<<<<

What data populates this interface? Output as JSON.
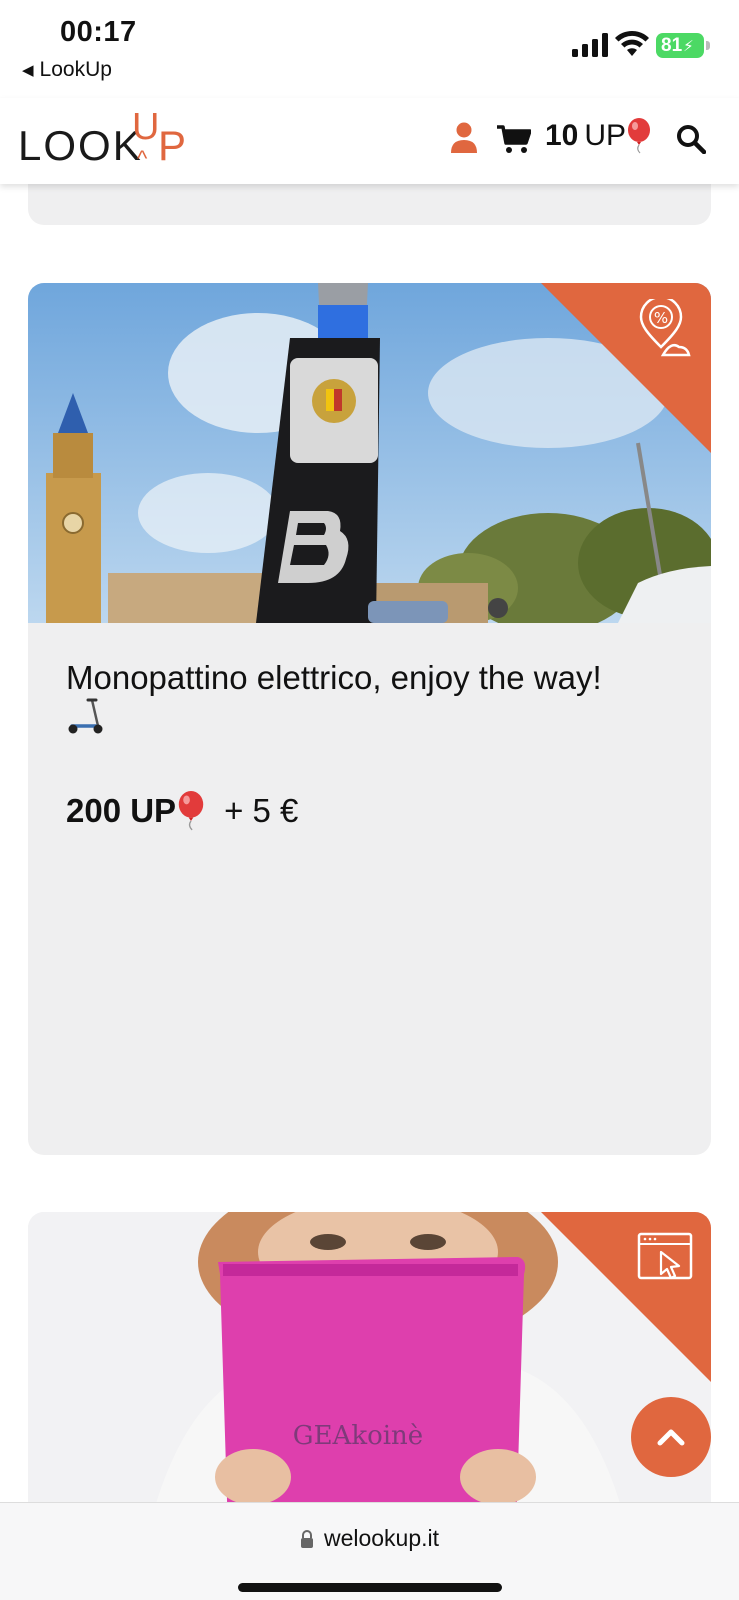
{
  "status_bar": {
    "time": "00:17",
    "back_app": "LookUp",
    "battery": "81"
  },
  "header": {
    "logo_look": "LOOK",
    "logo_u": "U",
    "logo_p": "P",
    "points_value": "10",
    "points_unit": "UP",
    "icons": [
      "user-icon",
      "cart-icon",
      "balloon-icon",
      "search-icon"
    ]
  },
  "cards": [
    {
      "image_alt": "Electric scooter handlebar in Bergamo",
      "badge_icon": "location-discount-icon",
      "title": "Monopattino elettrico, enjoy the way!",
      "price_up": "200 UP",
      "price_extra": "+ 5 €"
    },
    {
      "image_alt": "Woman holding a pink GEAkoinè book",
      "badge_icon": "web-click-icon",
      "image_text": "GEAkoinè"
    }
  ],
  "browser": {
    "url": "welookup.it"
  },
  "colors": {
    "accent": "#e0673f",
    "card_bg": "#efeff0",
    "battery": "#4cd964"
  }
}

>>>>

--- EXERCISE AIM ---
Reproduce the entries above exactly. Do not include the images.

--- CORRECT OUTPUT ---
What data populates this interface? Output as JSON.
{
  "status_bar": {
    "time": "00:17",
    "back_app": "LookUp",
    "battery": "81"
  },
  "header": {
    "logo_look": "LOOK",
    "logo_u": "U",
    "logo_p": "P",
    "points_value": "10",
    "points_unit": "UP",
    "icons": [
      "user-icon",
      "cart-icon",
      "balloon-icon",
      "search-icon"
    ]
  },
  "cards": [
    {
      "image_alt": "Electric scooter handlebar in Bergamo",
      "badge_icon": "location-discount-icon",
      "title": "Monopattino elettrico, enjoy the way!",
      "price_up": "200 UP",
      "price_extra": "+ 5 €"
    },
    {
      "image_alt": "Woman holding a pink GEAkoinè book",
      "badge_icon": "web-click-icon",
      "image_text": "GEAkoinè"
    }
  ],
  "browser": {
    "url": "welookup.it"
  },
  "colors": {
    "accent": "#e0673f",
    "card_bg": "#efeff0",
    "battery": "#4cd964"
  }
}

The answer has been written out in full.